Short task
Reproduce all the entries precisely.

(Collected data entries)
########
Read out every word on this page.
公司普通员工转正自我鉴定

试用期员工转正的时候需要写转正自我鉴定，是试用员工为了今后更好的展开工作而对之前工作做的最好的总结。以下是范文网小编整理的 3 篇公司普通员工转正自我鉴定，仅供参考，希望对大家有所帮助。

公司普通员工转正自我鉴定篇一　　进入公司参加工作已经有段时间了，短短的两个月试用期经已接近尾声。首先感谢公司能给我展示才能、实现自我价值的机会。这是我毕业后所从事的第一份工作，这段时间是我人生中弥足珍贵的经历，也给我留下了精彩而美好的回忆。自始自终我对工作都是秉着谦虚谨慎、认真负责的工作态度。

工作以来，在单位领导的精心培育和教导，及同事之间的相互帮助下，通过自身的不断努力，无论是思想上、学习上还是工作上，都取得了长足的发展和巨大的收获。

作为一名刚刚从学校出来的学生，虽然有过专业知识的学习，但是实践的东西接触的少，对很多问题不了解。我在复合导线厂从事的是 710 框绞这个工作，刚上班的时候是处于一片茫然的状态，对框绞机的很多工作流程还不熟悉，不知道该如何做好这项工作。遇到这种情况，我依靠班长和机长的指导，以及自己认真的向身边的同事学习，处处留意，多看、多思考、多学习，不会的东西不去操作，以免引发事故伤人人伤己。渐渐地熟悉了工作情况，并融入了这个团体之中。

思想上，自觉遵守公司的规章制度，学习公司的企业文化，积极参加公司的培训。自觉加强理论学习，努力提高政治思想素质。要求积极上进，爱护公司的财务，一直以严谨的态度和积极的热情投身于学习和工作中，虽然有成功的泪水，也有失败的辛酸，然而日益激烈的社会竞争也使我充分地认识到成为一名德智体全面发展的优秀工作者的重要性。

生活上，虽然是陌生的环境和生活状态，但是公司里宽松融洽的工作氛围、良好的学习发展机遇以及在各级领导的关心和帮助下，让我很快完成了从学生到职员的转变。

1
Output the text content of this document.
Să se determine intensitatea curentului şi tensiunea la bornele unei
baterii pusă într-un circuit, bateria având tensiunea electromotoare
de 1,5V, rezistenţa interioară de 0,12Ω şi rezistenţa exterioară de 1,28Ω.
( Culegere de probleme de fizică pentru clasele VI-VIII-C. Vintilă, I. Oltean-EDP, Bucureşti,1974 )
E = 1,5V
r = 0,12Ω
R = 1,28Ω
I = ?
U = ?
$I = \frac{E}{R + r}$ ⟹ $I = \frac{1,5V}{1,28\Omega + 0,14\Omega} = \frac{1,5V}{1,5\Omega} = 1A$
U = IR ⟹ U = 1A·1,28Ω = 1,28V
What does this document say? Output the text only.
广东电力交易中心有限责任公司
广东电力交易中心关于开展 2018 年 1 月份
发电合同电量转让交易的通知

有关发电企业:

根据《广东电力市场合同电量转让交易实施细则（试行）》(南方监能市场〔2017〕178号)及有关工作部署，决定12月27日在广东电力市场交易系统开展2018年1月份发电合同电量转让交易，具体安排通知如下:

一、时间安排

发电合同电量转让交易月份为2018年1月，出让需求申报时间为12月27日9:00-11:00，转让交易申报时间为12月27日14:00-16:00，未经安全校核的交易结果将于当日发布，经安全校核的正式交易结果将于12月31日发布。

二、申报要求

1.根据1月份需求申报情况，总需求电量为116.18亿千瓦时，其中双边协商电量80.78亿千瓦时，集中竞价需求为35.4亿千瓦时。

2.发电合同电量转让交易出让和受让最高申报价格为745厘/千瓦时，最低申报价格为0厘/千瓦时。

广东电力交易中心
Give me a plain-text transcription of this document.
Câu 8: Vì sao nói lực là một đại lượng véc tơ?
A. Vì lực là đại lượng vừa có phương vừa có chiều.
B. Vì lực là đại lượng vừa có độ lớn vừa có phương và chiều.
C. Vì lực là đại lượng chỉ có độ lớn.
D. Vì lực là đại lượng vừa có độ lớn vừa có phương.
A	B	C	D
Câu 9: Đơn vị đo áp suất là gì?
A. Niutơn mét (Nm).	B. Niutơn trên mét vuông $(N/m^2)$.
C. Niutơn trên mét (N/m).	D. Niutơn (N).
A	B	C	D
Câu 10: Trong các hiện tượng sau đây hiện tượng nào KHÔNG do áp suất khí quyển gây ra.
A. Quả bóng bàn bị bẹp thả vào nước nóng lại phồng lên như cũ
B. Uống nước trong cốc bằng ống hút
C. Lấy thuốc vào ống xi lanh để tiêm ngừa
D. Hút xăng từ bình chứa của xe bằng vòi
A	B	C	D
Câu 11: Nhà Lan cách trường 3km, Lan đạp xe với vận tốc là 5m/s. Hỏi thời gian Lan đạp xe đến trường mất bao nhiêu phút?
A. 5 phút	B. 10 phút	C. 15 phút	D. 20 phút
########
Reply
Read out every word on this page.
公司普通员工转正自我鉴定

试用期员工转正的时候需要写转正自我鉴定，是试用员工为了今后更好的展开工作而对之前工作做的最好的总结。以下是范文网小编整理的 3 篇公司普通员工转正自我鉴定，仅供参考，希望对大家有所帮助。

公司普通员工转正自我鉴定篇一　　进入公司参加工作已经有段时间了，短短的两个月试用期经已接近尾声。首先感谢公司能给我展示才能、实现自我价值的机会。这是我毕业后所从事的第一份工作，这段时间是我人生中弥足珍贵的经历，也给我留下了精彩而美好的回忆。自始自终我对工作都是秉着谦虚谨慎、认真负责的工作态度。

工作以来，在单位领导的精心培育和教导，及同事之间的相互帮助下，通过自身的不断努力，无论是思想上、学习上还是工作上，都取得了长足的发展和巨大的收获。

作为一名刚刚从学校出来的学生，虽然有过专业知识的学习，但是实践的东西接触的少，对很多问题不了解。我在复合导线厂从事的是 710 框绞这个工作，刚上班的时候是处于一片茫然的状态，对框绞机的很多工作流程还不熟悉，不知道该如何做好这项工作。遇到这种情况，我依靠班长和机长的指导，以及自己认真的向身边的同事学习，处处留意，多看、多思考、多学习，不会的东西不去操作，以免引发事故伤人人伤己。渐渐地熟悉了工作情况，并融入了这个团体之中。

思想上，自觉遵守公司的规章制度，学习公司的企业文化，积极参加公司的培训。自觉加强理论学习，努力提高政治思想素质。要求积极上进，爱护公司的财务，一直以严谨的态度和积极的热情投身于学习和工作中，虽然有成功的泪水，也有失败的辛酸，然而日益激烈的社会竞争也使我充分地认识到成为一名德智体全面发展的优秀工作者的重要性。

生活上，虽然是陌生的环境和生活状态，但是公司里宽松融洽的工作氛围、良好的学习发展机遇以及在各级领导的关心和帮助下，让我很快完成了从学生到职员的转变。

1
Output the text content of this document.
Să se determine intensitatea curentului şi tensiunea la bornele unei
baterii pusă într-un circuit, bateria având tensiunea electromotoare
de 1,5V, rezistenţa interioară de 0,12Ω şi rezistenţa exterioară de 1,28Ω.
( Culegere de probleme de fizică pentru clasele VI-VIII-C. Vintilă, I. Oltean-EDP, Bucureşti,1974 )
E = 1,5V
r = 0,12Ω
R = 1,28Ω
I = ?
U = ?
$I = \frac{E}{R + r}$ ⟹ $I = \frac{1,5V}{1,28\Omega + 0,14\Omega} = \frac{1,5V}{1,5\Omega} = 1A$
U = IR ⟹ U = 1A·1,28Ω = 1,28V
What does this document say? Output the text only.
广东电力交易中心有限责任公司
广东电力交易中心关于开展 2018 年 1 月份
发电合同电量转让交易的通知

有关发电企业:

根据《广东电力市场合同电量转让交易实施细则（试行）》(南方监能市场〔2017〕178号)及有关工作部署，决定12月27日在广东电力市场交易系统开展2018年1月份发电合同电量转让交易，具体安排通知如下:

一、时间安排

发电合同电量转让交易月份为2018年1月，出让需求申报时间为12月27日9:00-11:00，转让交易申报时间为12月27日14:00-16:00，未经安全校核的交易结果将于当日发布，经安全校核的正式交易结果将于12月31日发布。

二、申报要求

1.根据1月份需求申报情况，总需求电量为116.18亿千瓦时，其中双边协商电量80.78亿千瓦时，集中竞价需求为35.4亿千瓦时。

2.发电合同电量转让交易出让和受让最高申报价格为745厘/千瓦时，最低申报价格为0厘/千瓦时。

广东电力交易中心
Give me a plain-text transcription of this document.
Câu 8: Vì sao nói lực là một đại lượng véc tơ?
A. Vì lực là đại lượng vừa có phương vừa có chiều.
B. Vì lực là đại lượng vừa có độ lớn vừa có phương và chiều.
C. Vì lực là đại lượng chỉ có độ lớn.
D. Vì lực là đại lượng vừa có độ lớn vừa có phương.
A	B	C	D
Câu 9: Đơn vị đo áp suất là gì?
A. Niutơn mét (Nm).	B. Niutơn trên mét vuông $(N/m^2)$.
C. Niutơn trên mét (N/m).	D. Niutơn (N).
A	B	C	D
Câu 10: Trong các hiện tượng sau đây hiện tượng nào KHÔNG do áp suất khí quyển gây ra.
A. Quả bóng bàn bị bẹp thả vào nước nóng lại phồng lên như cũ
B. Uống nước trong cốc bằng ống hút
C. Lấy thuốc vào ống xi lanh để tiêm ngừa
D. Hút xăng từ bình chứa của xe bằng vòi
A	B	C	D
Câu 11: Nhà Lan cách trường 3km, Lan đạp xe với vận tốc là 5m/s. Hỏi thời gian Lan đạp xe đến trường mất bao nhiêu phút?
A. 5 phút	B. 10 phút	C. 15 phút	D. 20 phút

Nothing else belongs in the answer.